DIRECTIONS FOR THIS TASK
Copy each line exactly. Drop every picture.

PROVIDED MATERIAL
=======

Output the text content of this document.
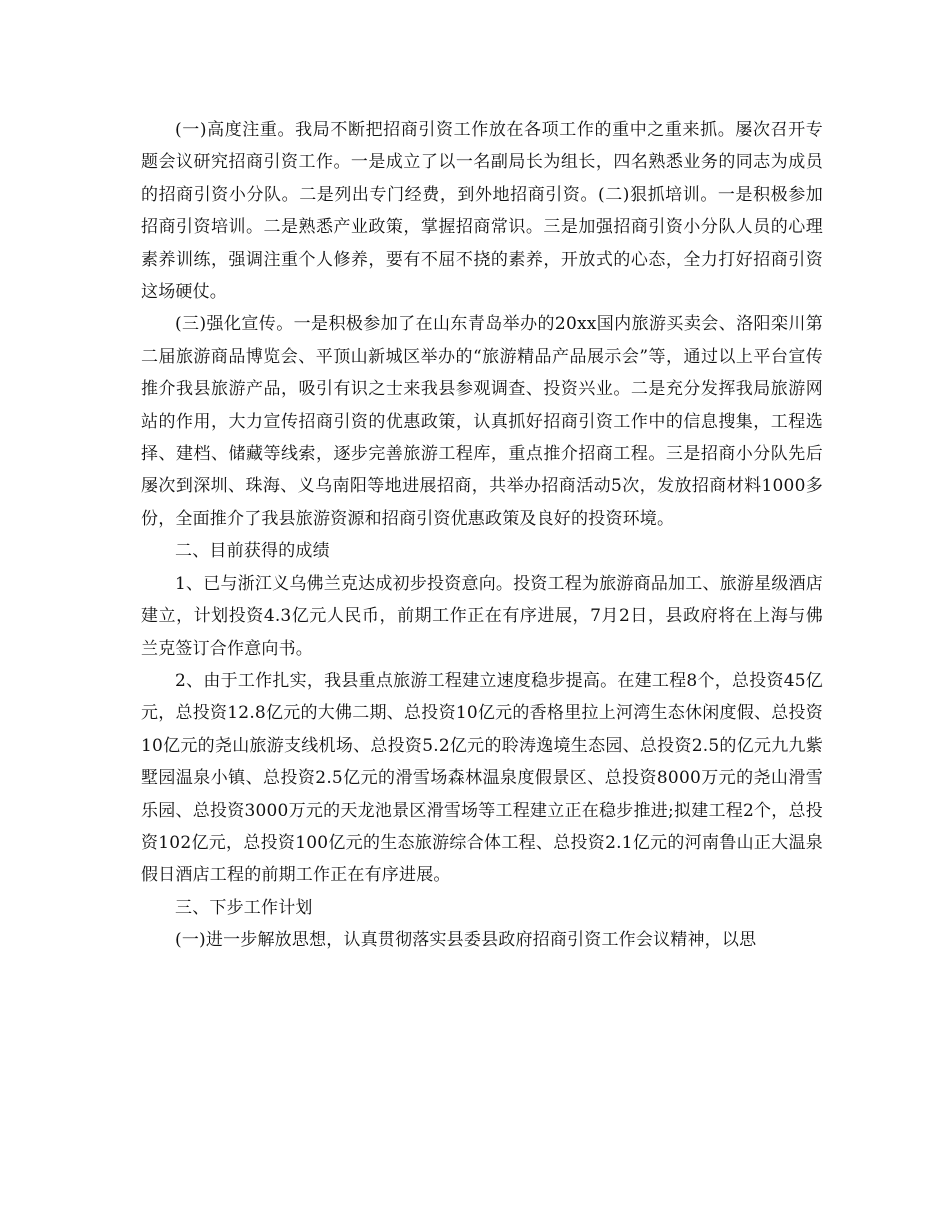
(一)高度注重。我局不断把招商引资工作放在各项工作的重中之重来抓。屡次召开专题会议研究招商引资工作。一是成立了以一名副局长为组长，四名熟悉业务的同志为成员的招商引资小分队。二是列出专门经费，到外地招商引资。(二)狠抓培训。一是积极参加招商引资培训。二是熟悉产业政策，掌握招商常识。三是加强招商引资小分队人员的心理素养训练，强调注重个人修养，要有不屈不挠的素养，开放式的心态，全力打好招商引资这场硬仗。

(三)强化宣传。一是积极参加了在山东青岛举办的20xx国内旅游买卖会、洛阳栾川第二届旅游商品博览会、平顶山新城区举办的“旅游精品产品展示会”等，通过以上平台宣传推介我县旅游产品，吸引有识之士来我县参观调查、投资兴业。二是充分发挥我局旅游网站的作用，大力宣传招商引资的优惠政策，认真抓好招商引资工作中的信息搜集，工程选择、建档、储藏等线索，逐步完善旅游工程库，重点推介招商工程。三是招商小分队先后屡次到深圳、珠海、义乌南阳等地进展招商，共举办招商活动5次，发放招商材料1000多份，全面推介了我县旅游资源和招商引资优惠政策及良好的投资环境。

二、目前获得的成绩

1、已与浙江义乌佛兰克达成初步投资意向。投资工程为旅游商品加工、旅游星级酒店建立，计划投资4.3亿元人民币，前期工作正在有序进展，7月2日，县政府将在上海与佛兰克签订合作意向书。

2、由于工作扎实，我县重点旅游工程建立速度稳步提高。在建工程8个，总投资45亿元，总投资12.8亿元的大佛二期、总投资10亿元的香格里拉上河湾生态休闲度假、总投资10亿元的尧山旅游支线机场、总投资5.2亿元的聆涛逸境生态园、总投资2.5的亿元九九紫墅园温泉小镇、总投资2.5亿元的滑雪场森林温泉度假景区、总投资8000万元的尧山滑雪乐园、总投资3000万元的天龙池景区滑雪场等工程建立正在稳步推进;拟建工程2个，总投资102亿元，总投资100亿元的生态旅游综合体工程、总投资2.1亿元的河南鲁山正大温泉假日酒店工程的前期工作正在有序进展。

三、下步工作计划

(一)进一步解放思想，认真贯彻落实县委县政府招商引资工作会议精神，以思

=======

WORKED ANSWER
Output the text content of this document.
(一)高度注重。我局不断把招商引资工作放在各项工作的重中之重来抓。屡次召开专题会议研究招商引资工作。一是成立了以一名副局长为组长，四名熟悉业务的同志为成员的招商引资小分队。二是列出专门经费，到外地招商引资。(二)狠抓培训。一是积极参加招商引资培训。二是熟悉产业政策，掌握招商常识。三是加强招商引资小分队人员的心理素养训练，强调注重个人修养，要有不屈不挠的素养，开放式的心态，全力打好招商引资这场硬仗。

(三)强化宣传。一是积极参加了在山东青岛举办的20xx国内旅游买卖会、洛阳栾川第二届旅游商品博览会、平顶山新城区举办的“旅游精品产品展示会”等，通过以上平台宣传推介我县旅游产品，吸引有识之士来我县参观调查、投资兴业。二是充分发挥我局旅游网站的作用，大力宣传招商引资的优惠政策，认真抓好招商引资工作中的信息搜集，工程选择、建档、储藏等线索，逐步完善旅游工程库，重点推介招商工程。三是招商小分队先后屡次到深圳、珠海、义乌南阳等地进展招商，共举办招商活动5次，发放招商材料1000多份，全面推介了我县旅游资源和招商引资优惠政策及良好的投资环境。

二、目前获得的成绩

1、已与浙江义乌佛兰克达成初步投资意向。投资工程为旅游商品加工、旅游星级酒店建立，计划投资4.3亿元人民币，前期工作正在有序进展，7月2日，县政府将在上海与佛兰克签订合作意向书。

2、由于工作扎实，我县重点旅游工程建立速度稳步提高。在建工程8个，总投资45亿元，总投资12.8亿元的大佛二期、总投资10亿元的香格里拉上河湾生态休闲度假、总投资10亿元的尧山旅游支线机场、总投资5.2亿元的聆涛逸境生态园、总投资2.5的亿元九九紫墅园温泉小镇、总投资2.5亿元的滑雪场森林温泉度假景区、总投资8000万元的尧山滑雪乐园、总投资3000万元的天龙池景区滑雪场等工程建立正在稳步推进;拟建工程2个，总投资102亿元，总投资100亿元的生态旅游综合体工程、总投资2.1亿元的河南鲁山正大温泉假日酒店工程的前期工作正在有序进展。

三、下步工作计划

(一)进一步解放思想，认真贯彻落实县委县政府招商引资工作会议精神，以思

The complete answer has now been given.